Problem details: Restate each of the lines given below, word for word.

▼

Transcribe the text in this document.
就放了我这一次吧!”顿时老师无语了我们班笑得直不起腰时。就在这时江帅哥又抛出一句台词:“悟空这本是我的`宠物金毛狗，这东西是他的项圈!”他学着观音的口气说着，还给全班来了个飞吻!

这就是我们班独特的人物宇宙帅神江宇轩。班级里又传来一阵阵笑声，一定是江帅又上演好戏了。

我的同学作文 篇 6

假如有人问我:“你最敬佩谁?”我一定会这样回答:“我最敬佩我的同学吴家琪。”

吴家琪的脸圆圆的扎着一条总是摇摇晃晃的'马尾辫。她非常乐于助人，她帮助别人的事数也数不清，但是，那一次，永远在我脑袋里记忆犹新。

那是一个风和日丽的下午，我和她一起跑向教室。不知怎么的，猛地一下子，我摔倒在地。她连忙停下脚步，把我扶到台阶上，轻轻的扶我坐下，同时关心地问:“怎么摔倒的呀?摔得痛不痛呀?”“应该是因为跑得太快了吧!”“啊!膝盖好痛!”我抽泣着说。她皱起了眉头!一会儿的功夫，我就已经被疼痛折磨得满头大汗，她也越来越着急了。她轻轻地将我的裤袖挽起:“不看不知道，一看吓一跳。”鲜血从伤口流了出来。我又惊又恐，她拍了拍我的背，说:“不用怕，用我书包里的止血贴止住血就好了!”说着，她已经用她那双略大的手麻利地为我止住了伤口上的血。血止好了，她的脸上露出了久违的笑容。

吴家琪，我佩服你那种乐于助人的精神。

▲

Answer below:
Transcribe the text in this document.
就放了我这一次吧!”顿时老师无语了我们班笑得直不起腰时。就在这时江帅哥又抛出一句台词:“悟空这本是我的`宠物金毛狗，这东西是他的项圈!”他学着观音的口气说着，还给全班来了个飞吻!

这就是我们班独特的人物宇宙帅神江宇轩。班级里又传来一阵阵笑声，一定是江帅又上演好戏了。

我的同学作文 篇 6

假如有人问我:“你最敬佩谁?”我一定会这样回答:“我最敬佩我的同学吴家琪。”

吴家琪的脸圆圆的扎着一条总是摇摇晃晃的'马尾辫。她非常乐于助人，她帮助别人的事数也数不清，但是，那一次，永远在我脑袋里记忆犹新。

那是一个风和日丽的下午，我和她一起跑向教室。不知怎么的，猛地一下子，我摔倒在地。她连忙停下脚步，把我扶到台阶上，轻轻的扶我坐下，同时关心地问:“怎么摔倒的呀?摔得痛不痛呀?”“应该是因为跑得太快了吧!”“啊!膝盖好痛!”我抽泣着说。她皱起了眉头!一会儿的功夫，我就已经被疼痛折磨得满头大汗，她也越来越着急了。她轻轻地将我的裤袖挽起:“不看不知道，一看吓一跳。”鲜血从伤口流了出来。我又惊又恐，她拍了拍我的背，说:“不用怕，用我书包里的止血贴止住血就好了!”说着，她已经用她那双略大的手麻利地为我止住了伤口上的血。血止好了，她的脸上露出了久违的笑容。

吴家琪，我佩服你那种乐于助人的精神。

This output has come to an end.